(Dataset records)
=====

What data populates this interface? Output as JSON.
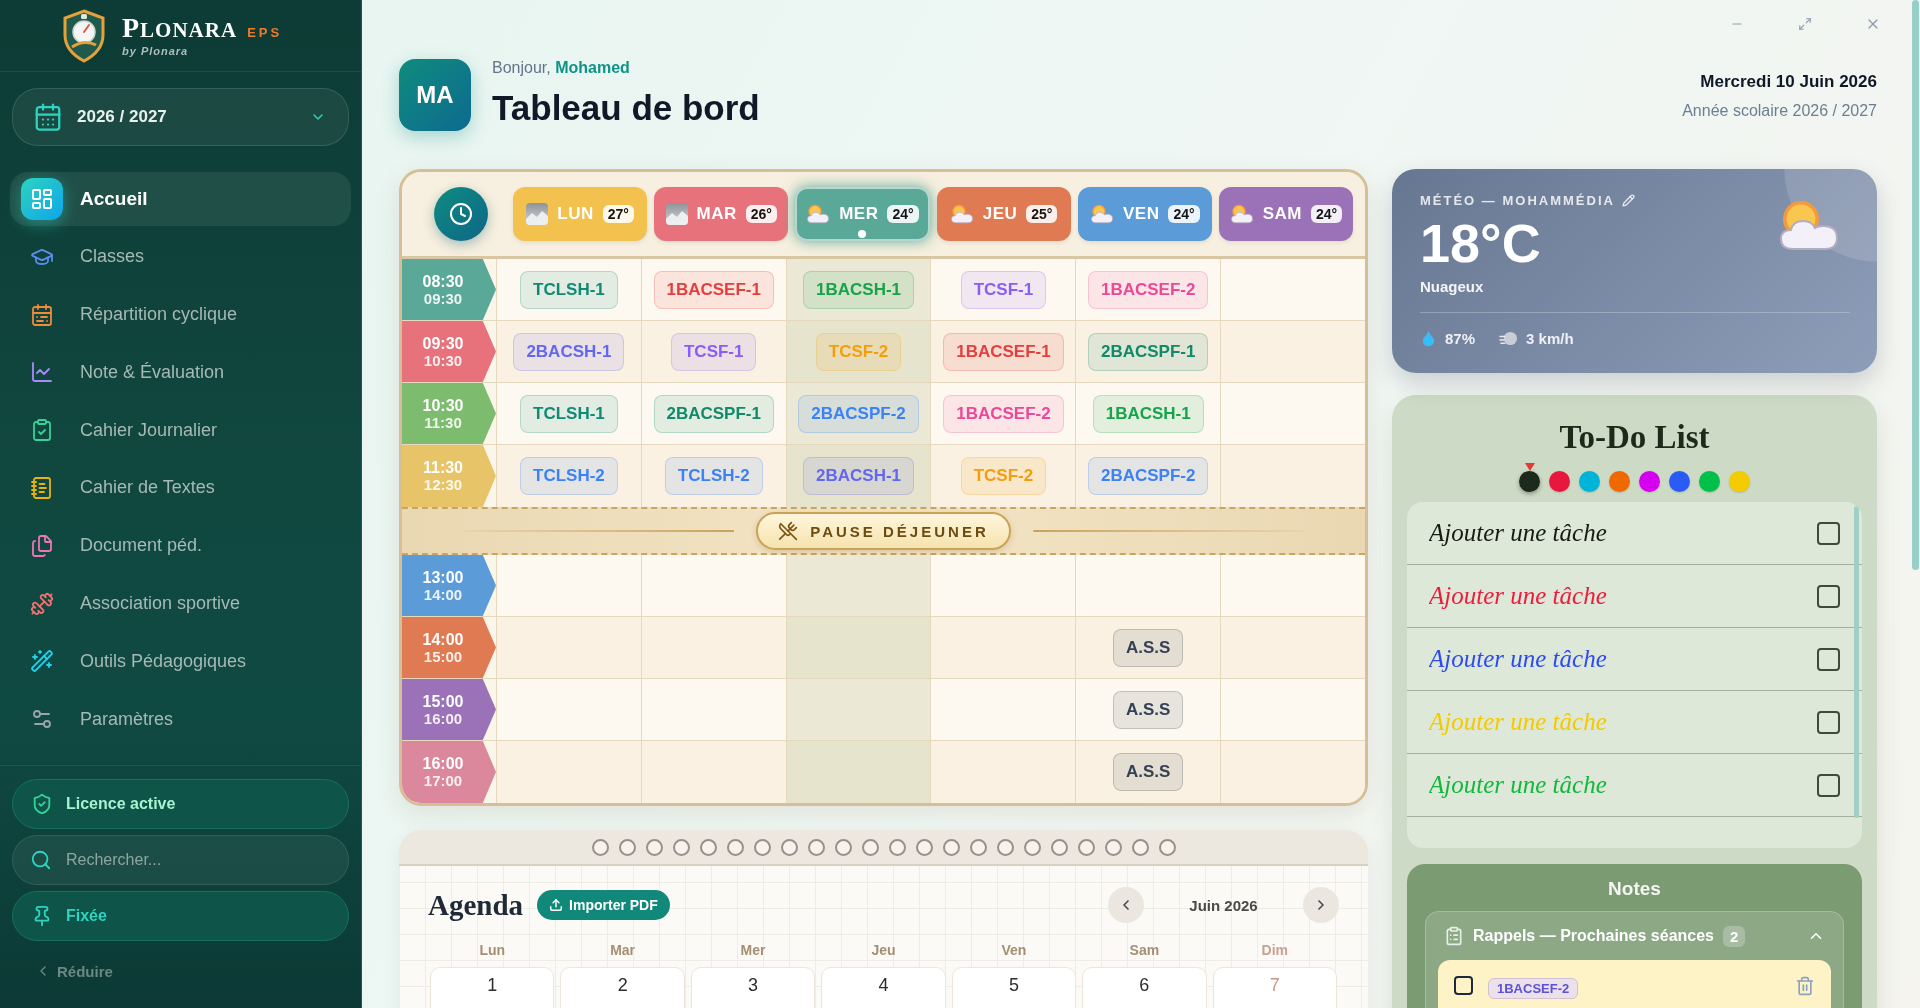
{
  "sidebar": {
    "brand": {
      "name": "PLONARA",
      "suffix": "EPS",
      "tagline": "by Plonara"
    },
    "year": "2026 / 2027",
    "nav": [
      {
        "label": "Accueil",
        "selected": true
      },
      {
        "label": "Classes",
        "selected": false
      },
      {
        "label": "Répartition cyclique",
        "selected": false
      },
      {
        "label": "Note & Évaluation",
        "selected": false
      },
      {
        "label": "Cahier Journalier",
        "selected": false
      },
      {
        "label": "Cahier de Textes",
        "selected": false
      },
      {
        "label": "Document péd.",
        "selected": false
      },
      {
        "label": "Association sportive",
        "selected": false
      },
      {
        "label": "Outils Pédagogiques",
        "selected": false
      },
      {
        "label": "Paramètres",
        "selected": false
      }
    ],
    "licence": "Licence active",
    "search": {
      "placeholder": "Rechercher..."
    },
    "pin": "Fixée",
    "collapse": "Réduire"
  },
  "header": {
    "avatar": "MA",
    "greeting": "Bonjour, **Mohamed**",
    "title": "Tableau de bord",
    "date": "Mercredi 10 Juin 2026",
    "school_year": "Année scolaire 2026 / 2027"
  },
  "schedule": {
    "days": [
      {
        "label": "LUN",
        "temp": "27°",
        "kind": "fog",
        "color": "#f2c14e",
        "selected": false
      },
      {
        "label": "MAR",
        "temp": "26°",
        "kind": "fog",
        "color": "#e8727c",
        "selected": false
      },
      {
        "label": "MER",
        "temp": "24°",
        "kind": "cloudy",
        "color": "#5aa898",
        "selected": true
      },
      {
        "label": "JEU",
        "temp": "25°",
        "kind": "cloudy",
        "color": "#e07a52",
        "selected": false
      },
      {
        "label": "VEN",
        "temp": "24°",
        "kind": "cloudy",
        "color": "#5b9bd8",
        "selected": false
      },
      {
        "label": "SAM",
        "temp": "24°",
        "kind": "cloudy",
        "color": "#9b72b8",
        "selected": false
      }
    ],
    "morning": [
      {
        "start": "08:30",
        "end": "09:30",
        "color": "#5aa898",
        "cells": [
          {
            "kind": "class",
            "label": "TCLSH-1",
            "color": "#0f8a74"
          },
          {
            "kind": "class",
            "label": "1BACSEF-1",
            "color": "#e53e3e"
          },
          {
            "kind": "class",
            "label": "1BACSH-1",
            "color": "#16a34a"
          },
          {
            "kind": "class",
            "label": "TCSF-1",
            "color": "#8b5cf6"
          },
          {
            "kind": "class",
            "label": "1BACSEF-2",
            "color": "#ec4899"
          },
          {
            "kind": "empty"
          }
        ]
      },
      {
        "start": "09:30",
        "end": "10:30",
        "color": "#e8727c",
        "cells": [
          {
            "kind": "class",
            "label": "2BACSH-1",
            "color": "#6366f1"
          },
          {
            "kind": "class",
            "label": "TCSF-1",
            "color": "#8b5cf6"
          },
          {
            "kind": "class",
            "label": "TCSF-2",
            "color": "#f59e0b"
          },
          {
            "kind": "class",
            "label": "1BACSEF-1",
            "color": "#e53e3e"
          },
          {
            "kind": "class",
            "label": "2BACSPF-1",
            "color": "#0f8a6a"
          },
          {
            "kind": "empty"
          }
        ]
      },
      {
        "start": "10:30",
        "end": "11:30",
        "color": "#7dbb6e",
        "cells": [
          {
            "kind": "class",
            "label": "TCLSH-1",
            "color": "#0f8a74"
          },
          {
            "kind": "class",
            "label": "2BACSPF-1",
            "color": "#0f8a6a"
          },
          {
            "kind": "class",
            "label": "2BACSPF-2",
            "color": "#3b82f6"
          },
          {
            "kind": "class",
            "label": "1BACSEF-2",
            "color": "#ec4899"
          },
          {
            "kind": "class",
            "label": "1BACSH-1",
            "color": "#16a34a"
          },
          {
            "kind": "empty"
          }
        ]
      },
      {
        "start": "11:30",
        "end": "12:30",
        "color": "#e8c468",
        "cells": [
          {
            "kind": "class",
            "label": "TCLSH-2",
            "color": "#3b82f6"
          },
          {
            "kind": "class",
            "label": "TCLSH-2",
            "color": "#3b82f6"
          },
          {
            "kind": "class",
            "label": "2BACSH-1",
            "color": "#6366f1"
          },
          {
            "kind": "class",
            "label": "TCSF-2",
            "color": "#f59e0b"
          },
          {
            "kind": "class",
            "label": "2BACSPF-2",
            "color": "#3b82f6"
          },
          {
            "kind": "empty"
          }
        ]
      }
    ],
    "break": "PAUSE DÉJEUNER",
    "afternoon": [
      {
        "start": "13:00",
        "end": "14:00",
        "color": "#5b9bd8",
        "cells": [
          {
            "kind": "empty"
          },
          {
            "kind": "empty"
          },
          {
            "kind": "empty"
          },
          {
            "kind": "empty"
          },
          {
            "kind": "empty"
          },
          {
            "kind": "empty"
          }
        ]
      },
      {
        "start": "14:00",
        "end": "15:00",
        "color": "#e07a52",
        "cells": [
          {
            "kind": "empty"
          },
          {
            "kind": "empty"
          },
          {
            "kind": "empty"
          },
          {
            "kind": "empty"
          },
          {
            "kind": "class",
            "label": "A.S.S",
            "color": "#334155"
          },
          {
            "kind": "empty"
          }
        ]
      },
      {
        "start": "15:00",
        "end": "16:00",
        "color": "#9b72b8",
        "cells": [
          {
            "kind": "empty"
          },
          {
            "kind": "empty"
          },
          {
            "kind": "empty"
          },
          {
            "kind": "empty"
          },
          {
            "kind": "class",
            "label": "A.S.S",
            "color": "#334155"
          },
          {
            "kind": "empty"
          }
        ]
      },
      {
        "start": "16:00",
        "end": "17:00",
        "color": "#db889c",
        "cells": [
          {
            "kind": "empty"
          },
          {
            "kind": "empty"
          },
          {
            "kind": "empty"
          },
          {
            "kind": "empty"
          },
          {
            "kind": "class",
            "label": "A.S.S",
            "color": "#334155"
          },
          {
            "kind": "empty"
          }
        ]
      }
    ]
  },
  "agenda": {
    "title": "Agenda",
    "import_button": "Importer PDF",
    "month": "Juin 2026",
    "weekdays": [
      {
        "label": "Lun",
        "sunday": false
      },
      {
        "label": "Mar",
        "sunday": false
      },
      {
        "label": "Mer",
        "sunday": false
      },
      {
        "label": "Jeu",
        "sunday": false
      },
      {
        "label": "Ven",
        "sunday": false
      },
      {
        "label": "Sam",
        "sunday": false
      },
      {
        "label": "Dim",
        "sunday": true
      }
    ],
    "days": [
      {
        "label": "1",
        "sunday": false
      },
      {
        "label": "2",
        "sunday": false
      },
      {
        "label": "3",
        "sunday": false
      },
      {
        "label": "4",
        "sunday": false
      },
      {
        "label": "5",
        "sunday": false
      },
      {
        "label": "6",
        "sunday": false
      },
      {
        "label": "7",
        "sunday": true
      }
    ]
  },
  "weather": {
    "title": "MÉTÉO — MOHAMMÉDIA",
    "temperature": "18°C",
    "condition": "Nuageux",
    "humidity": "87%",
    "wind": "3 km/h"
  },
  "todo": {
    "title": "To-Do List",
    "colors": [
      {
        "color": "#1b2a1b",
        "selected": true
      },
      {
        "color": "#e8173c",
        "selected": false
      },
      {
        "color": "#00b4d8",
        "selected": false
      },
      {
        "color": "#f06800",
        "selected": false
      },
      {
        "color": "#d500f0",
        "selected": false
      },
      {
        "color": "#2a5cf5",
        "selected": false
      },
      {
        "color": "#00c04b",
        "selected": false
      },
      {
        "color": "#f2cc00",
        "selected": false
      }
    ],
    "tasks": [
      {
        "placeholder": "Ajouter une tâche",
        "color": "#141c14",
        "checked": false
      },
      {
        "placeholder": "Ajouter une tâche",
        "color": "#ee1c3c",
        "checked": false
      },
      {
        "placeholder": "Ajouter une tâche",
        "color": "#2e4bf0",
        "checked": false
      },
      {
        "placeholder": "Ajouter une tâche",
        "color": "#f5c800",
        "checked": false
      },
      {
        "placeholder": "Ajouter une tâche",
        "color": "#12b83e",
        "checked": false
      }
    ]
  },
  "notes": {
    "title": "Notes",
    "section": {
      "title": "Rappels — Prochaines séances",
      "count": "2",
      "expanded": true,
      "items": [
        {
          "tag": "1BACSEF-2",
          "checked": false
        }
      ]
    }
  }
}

=====

### Given instruction
Pick out the lines above that hold the string "Cahier" and show them.

### Exercise output
        "label": "Cahier Journalier",
        "label": "Cahier de Textes",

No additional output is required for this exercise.